Alamosa Holdings Inc.

  • Reported consolidated net losses improved from $15.8 million during the first quarter of 2004, a loss of 17 cents per share, to a loss of $3.1 million this year, or a loss of 2 cents per share.
  • On a standalone basis, Alamosa said it generated $7.6 million in net income during the first quarter of this year while recently acquired AirGate PCS Inc. posted a $6.3 million net loss.
  • Analysts were expecting $6 million in net income.
  • Previously reported 55,000 net customer additions during the first quarter of this year compared with 46,000 customers added during the first quarter of 2004. The carrier noted that AirGate’s standalone operations posted 10,000 net customer additions during the first quarter prior to being acquired, and that Alamosa ended the quarter with 1.395 million customers.

UbiquiTel Inc.

  • Posted 14,400 net customer additions in the quarter, compared with 21,400 net additions during the same time in 2004. The carrier downplayed the year-over-year drop in net additions, noting that the percentage of prime credit customers added improved from 61 percent during the first quarter of last year to 68 percent this year.
  • Analysts were expecting 14,500 net customer additions during the period.
  • UbiquiTel ended the quarter with 412,900 subscribers.
  • Net income improved from a loss of $8.6 million during the first quarter of last year, a loss of 9 cents per share, to a return of $2.5 million this year, or 2 cents per share.
  • Analysts were expecting $1 million in net income.

US Unwired Inc.

  • Reported 35,121 net customer additions compared with the 32,724 customers the carrier added during the first quarter of 2004. The carrier said it ended the quarter with 504,652 total customers and 118,265 resale customers.
  • Net income exploded year-over-year from a loss of $10.4 million during the first quarter of 2004, a loss of 8 cents per share, to a return of $194.1 million this year, or a return of $1.16 per share. The growth was attributed to a gain of $192.9 million during the quarter from ending its ownership in former subsidiary IWO Holdings Inc., which recently gained approval for a prepackaged plan of reorganization.

→ **DATA RECORDS**
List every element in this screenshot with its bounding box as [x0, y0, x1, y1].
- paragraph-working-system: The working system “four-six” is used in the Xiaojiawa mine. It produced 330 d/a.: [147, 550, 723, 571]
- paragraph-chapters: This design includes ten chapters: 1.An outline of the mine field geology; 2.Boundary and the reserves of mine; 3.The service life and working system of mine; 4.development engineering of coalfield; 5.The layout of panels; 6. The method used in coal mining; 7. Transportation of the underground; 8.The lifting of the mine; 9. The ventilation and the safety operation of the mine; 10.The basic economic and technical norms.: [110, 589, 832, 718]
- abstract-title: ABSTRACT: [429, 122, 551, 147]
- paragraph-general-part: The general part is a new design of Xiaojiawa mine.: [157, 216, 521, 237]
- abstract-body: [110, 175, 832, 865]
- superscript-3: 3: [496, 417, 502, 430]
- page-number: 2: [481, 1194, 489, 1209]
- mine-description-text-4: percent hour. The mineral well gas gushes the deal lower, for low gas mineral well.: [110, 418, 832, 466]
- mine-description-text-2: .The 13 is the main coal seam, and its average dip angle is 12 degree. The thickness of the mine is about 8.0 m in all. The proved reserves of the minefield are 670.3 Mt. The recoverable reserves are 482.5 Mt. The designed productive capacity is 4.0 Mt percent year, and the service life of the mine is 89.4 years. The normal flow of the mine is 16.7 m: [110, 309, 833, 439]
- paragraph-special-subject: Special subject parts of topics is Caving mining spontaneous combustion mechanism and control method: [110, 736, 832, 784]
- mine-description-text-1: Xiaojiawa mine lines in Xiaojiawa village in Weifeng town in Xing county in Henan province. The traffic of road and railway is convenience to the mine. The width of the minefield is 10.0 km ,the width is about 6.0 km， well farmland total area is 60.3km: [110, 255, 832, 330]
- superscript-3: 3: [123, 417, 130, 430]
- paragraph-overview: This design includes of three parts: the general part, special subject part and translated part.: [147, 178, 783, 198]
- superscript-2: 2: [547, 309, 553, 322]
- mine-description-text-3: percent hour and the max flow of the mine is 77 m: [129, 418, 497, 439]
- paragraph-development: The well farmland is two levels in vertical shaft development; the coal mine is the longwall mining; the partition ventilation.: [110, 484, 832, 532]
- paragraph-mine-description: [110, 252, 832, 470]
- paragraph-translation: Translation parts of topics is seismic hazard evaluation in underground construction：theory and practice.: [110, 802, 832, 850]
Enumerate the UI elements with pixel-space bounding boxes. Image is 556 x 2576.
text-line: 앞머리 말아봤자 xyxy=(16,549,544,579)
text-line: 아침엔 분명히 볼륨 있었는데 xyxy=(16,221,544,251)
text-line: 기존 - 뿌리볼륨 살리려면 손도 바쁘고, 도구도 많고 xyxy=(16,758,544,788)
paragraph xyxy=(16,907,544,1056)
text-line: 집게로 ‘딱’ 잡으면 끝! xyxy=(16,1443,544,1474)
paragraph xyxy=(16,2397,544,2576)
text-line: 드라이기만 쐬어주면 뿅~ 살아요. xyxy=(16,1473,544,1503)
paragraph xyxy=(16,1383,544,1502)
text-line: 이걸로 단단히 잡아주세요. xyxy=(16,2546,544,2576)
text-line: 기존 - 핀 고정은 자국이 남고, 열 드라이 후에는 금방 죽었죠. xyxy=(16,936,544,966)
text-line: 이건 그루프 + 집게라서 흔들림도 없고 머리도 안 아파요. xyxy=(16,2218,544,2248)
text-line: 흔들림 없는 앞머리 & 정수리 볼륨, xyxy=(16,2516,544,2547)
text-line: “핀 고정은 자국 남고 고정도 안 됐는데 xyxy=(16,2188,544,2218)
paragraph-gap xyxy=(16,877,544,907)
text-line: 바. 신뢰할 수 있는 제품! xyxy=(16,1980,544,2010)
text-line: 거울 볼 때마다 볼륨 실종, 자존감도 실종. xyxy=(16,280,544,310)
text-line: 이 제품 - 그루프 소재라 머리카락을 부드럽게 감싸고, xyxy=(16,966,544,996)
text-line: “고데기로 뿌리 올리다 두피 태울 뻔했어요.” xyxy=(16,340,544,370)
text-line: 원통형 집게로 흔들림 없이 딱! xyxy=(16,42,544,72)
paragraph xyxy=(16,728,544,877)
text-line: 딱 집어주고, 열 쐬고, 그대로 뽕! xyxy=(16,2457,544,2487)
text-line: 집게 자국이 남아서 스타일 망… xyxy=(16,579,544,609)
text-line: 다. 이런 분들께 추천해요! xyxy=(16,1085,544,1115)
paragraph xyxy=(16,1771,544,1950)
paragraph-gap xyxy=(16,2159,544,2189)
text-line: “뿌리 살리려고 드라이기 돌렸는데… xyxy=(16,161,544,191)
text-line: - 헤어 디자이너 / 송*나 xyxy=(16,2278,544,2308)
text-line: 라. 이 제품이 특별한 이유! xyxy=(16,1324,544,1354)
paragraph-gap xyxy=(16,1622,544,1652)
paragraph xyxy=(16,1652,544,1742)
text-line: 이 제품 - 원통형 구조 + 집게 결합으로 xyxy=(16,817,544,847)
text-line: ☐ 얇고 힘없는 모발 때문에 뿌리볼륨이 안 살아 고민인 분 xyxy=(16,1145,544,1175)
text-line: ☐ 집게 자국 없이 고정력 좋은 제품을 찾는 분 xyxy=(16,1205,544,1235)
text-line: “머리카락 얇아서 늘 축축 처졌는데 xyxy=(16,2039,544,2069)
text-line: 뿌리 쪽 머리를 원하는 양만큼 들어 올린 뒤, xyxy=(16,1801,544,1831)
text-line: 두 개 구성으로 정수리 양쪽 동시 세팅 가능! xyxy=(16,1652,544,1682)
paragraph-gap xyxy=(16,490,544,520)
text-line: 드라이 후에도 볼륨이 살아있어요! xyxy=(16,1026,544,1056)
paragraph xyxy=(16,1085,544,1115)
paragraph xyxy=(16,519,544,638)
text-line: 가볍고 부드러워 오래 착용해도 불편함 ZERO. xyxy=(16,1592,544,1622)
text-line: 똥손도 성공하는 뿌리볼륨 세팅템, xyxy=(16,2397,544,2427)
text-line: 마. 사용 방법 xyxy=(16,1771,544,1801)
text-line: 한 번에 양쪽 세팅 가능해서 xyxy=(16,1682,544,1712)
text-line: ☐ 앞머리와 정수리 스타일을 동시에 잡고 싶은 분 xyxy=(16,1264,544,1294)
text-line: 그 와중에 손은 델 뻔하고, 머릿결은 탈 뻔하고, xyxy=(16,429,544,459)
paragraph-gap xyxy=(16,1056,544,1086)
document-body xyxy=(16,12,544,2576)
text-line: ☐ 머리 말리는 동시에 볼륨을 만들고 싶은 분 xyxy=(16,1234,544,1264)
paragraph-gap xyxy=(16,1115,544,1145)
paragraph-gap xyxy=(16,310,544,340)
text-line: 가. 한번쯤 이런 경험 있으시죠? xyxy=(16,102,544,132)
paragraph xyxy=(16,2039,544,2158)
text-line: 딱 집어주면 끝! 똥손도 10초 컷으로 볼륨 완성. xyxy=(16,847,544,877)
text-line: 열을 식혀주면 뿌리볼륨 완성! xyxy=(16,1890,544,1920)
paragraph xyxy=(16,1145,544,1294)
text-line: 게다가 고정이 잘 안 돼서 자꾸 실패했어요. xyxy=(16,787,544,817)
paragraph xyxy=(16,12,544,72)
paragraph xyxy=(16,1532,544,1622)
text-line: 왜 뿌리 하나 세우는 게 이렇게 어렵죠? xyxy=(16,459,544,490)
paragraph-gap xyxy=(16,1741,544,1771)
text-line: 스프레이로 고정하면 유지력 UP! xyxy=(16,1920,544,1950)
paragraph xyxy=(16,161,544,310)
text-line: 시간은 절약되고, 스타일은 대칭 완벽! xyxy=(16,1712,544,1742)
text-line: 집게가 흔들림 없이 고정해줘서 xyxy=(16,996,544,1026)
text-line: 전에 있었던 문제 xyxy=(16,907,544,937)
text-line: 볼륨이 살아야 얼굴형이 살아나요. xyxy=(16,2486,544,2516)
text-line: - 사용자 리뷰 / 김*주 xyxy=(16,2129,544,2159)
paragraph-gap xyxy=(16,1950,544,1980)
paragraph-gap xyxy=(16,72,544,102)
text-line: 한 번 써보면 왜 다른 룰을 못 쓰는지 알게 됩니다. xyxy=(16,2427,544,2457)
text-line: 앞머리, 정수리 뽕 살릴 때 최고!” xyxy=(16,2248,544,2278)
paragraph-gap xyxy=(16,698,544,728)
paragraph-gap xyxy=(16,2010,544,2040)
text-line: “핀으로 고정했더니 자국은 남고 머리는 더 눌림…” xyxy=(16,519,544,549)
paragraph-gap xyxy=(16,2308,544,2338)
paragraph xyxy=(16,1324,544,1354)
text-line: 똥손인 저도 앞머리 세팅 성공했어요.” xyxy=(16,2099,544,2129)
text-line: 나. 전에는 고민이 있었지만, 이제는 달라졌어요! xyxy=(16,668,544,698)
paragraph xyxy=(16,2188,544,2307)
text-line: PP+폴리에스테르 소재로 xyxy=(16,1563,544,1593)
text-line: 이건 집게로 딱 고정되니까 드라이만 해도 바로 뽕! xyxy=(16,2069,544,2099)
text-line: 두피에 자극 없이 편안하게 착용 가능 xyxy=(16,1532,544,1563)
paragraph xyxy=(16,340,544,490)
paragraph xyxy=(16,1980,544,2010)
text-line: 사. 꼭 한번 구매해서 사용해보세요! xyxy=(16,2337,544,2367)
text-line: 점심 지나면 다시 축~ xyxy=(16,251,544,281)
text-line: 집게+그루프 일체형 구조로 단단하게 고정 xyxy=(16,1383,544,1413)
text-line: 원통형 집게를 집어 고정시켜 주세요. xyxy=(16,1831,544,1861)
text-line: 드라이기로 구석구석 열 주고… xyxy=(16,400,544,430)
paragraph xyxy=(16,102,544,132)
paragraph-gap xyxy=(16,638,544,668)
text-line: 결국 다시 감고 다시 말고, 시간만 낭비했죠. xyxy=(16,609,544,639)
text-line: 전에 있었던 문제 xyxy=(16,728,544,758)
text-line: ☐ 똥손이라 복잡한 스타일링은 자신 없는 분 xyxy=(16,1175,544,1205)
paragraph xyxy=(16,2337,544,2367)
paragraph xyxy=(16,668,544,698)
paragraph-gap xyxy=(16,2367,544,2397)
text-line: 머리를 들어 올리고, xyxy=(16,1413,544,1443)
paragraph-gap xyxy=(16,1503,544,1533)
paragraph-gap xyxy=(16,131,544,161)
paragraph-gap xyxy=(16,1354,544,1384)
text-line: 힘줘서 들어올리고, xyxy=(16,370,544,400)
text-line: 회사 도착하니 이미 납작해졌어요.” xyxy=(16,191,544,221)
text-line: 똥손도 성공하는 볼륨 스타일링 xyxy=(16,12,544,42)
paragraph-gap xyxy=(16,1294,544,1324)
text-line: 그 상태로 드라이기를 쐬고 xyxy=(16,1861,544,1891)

→ **THINGS TO DO**
**A)** Name every company mentioned in the wireless carrier results.
**B)** Carry on the wireless carrier results from the point where they end.
The listing has no connection to the wireless carrier results.

→ **EXPECTED OUTPUTS**
**A)** Alamosa Holdings Inc., AirGate PCS Inc., UbiquiTel Inc., US Unwired Inc., IWO Holdings Inc.

**B)**
  • US Unwired also said it would not renew its contract with Sprint in offering wireless services from Virgin Mobile USA L.L.C., which is a mobile virtual network operator partnership between Sprint and Virgin Group. US Unwired said it made the decision after Sprint informed the company that the average per-minute rate US Unwired would receive from Virgin Mobile would decrease after June 30 and in each of the next three years. US Unwired’s original three-year contract to offer Virgin Mobile services is set to expire at the end of June.

    “This rate reduction, coupled with the fees paid to Sprint of 8 percent of the company’s Virgin revenues plus a monthly per-subscriber charge, rendered the program uneconomic relative to US Unwired’s existing prepay platforms,” US Unwired said, adding that it will continue to serve existing Virgin customers.

    US Unwired spokesman Ed Moise said the carrier instead would emphasize its Chat Pak local offering. The company also plans to look more closely at potentially offering prepaid services from Boost Mobile L.L.C. following Sprint’s acquisition of Boost’s parent company Nextel Communications Inc.

iPCS Inc.

  • Posted 10,000 net subscriber additions during the first quarter, compared with 6,900 net customer additions during the first quarter of 2004. The carrier ended the quarter with 259,200 total customers, including 36,000 resale subscribers.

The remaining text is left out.